------ Data extract

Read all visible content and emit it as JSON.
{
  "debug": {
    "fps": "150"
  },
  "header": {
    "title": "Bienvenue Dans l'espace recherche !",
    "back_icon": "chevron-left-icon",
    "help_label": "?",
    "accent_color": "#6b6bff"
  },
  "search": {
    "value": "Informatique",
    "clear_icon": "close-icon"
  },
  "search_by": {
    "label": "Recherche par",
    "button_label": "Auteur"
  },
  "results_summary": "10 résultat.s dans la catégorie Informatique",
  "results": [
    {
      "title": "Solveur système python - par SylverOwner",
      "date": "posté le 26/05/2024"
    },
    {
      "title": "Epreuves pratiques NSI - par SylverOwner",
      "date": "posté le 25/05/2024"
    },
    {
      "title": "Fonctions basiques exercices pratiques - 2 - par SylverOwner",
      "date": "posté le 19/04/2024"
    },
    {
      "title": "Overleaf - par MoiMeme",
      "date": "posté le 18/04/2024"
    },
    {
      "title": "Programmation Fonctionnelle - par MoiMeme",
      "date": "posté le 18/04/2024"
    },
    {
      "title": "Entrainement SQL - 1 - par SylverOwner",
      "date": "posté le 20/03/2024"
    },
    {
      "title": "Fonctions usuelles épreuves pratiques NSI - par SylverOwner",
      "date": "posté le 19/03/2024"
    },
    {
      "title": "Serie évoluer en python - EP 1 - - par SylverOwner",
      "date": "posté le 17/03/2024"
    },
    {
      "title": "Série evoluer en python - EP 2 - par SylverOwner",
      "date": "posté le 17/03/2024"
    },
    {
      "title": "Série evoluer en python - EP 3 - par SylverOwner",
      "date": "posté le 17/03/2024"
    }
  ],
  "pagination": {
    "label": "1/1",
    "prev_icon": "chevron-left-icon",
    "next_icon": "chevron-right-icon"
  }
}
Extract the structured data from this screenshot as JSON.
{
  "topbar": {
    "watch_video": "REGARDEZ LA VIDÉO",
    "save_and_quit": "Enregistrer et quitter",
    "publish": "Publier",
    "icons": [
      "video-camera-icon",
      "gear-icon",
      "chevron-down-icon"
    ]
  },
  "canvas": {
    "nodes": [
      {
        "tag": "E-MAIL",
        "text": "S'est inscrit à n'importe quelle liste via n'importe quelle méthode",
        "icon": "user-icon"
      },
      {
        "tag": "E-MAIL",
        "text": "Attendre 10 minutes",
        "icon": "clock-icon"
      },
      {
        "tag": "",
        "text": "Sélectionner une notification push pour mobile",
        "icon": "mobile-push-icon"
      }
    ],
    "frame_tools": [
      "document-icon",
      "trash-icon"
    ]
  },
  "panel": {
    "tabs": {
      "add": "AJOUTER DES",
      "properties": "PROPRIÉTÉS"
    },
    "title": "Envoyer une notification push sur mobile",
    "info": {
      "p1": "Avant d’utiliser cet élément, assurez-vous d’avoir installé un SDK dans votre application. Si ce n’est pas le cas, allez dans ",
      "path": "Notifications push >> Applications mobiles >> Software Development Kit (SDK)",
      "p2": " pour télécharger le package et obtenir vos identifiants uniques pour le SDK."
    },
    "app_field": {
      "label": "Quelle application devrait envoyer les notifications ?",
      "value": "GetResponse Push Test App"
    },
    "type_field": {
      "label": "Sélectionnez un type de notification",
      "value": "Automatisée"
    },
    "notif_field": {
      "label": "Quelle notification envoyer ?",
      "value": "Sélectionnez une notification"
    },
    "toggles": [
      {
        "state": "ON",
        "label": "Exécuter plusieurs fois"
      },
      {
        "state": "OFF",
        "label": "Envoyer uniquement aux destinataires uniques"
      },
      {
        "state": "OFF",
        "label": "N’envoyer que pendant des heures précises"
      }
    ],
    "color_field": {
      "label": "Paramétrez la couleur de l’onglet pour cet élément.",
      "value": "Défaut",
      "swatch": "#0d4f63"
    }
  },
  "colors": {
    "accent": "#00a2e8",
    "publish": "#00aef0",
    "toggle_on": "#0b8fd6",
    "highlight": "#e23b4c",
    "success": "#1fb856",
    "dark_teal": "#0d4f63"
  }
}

------------

Your task ▸
Recopy the entries above in their entirety, exactly.

Answer for the task ▸
Read all visible content and emit it as JSON.
{
  "debug": {
    "fps": "150"
  },
  "header": {
    "title": "Bienvenue Dans l'espace recherche !",
    "back_icon": "chevron-left-icon",
    "help_label": "?",
    "accent_color": "#6b6bff"
  },
  "search": {
    "value": "Informatique",
    "clear_icon": "close-icon"
  },
  "search_by": {
    "label": "Recherche par",
    "button_label": "Auteur"
  },
  "results_summary": "10 résultat.s dans la catégorie Informatique",
  "results": [
    {
      "title": "Solveur système python - par SylverOwner",
      "date": "posté le 26/05/2024"
    },
    {
      "title": "Epreuves pratiques NSI - par SylverOwner",
      "date": "posté le 25/05/2024"
    },
    {
      "title": "Fonctions basiques exercices pratiques - 2 - par SylverOwner",
      "date": "posté le 19/04/2024"
    },
    {
      "title": "Overleaf - par MoiMeme",
      "date": "posté le 18/04/2024"
    },
    {
      "title": "Programmation Fonctionnelle - par MoiMeme",
      "date": "posté le 18/04/2024"
    },
    {
      "title": "Entrainement SQL - 1 - par SylverOwner",
      "date": "posté le 20/03/2024"
    },
    {
      "title": "Fonctions usuelles épreuves pratiques NSI - par SylverOwner",
      "date": "posté le 19/03/2024"
    },
    {
      "title": "Serie évoluer en python - EP 1 - - par SylverOwner",
      "date": "posté le 17/03/2024"
    },
    {
      "title": "Série evoluer en python - EP 2 - par SylverOwner",
      "date": "posté le 17/03/2024"
    },
    {
      "title": "Série evoluer en python - EP 3 - par SylverOwner",
      "date": "posté le 17/03/2024"
    }
  ],
  "pagination": {
    "label": "1/1",
    "prev_icon": "chevron-left-icon",
    "next_icon": "chevron-right-icon"
  }
}
Extract the structured data from this screenshot as JSON.
{
  "topbar": {
    "watch_video": "REGARDEZ LA VIDÉO",
    "save_and_quit": "Enregistrer et quitter",
    "publish": "Publier",
    "icons": [
      "video-camera-icon",
      "gear-icon",
      "chevron-down-icon"
    ]
  },
  "canvas": {
    "nodes": [
      {
        "tag": "E-MAIL",
        "text": "S'est inscrit à n'importe quelle liste via n'importe quelle méthode",
        "icon": "user-icon"
      },
      {
        "tag": "E-MAIL",
        "text": "Attendre 10 minutes",
        "icon": "clock-icon"
      },
      {
        "tag": "",
        "text": "Sélectionner une notification push pour mobile",
        "icon": "mobile-push-icon"
      }
    ],
    "frame_tools": [
      "document-icon",
      "trash-icon"
    ]
  },
  "panel": {
    "tabs": {
      "add": "AJOUTER DES",
      "properties": "PROPRIÉTÉS"
    },
    "title": "Envoyer une notification push sur mobile",
    "info": {
      "p1": "Avant d’utiliser cet élément, assurez-vous d’avoir installé un SDK dans votre application. Si ce n’est pas le cas, allez dans ",
      "path": "Notifications push >> Applications mobiles >> Software Development Kit (SDK)",
      "p2": " pour télécharger le package et obtenir vos identifiants uniques pour le SDK."
    },
    "app_field": {
      "label": "Quelle application devrait envoyer les notifications ?",
      "value": "GetResponse Push Test App"
    },
    "type_field": {
      "label": "Sélectionnez un type de notification",
      "value": "Automatisée"
    },
    "notif_field": {
      "label": "Quelle notification envoyer ?",
      "value": "Sélectionnez une notification"
    },
    "toggles": [
      {
        "state": "ON",
        "label": "Exécuter plusieurs fois"
      },
      {
        "state": "OFF",
        "label": "Envoyer uniquement aux destinataires uniques"
      },
      {
        "state": "OFF",
        "label": "N’envoyer que pendant des heures précises"
      }
    ],
    "color_field": {
      "label": "Paramétrez la couleur de l’onglet pour cet élément.",
      "value": "Défaut",
      "swatch": "#0d4f63"
    }
  },
  "colors": {
    "accent": "#00a2e8",
    "publish": "#00aef0",
    "toggle_on": "#0b8fd6",
    "highlight": "#e23b4c",
    "success": "#1fb856",
    "dark_teal": "#0d4f63"
  }
}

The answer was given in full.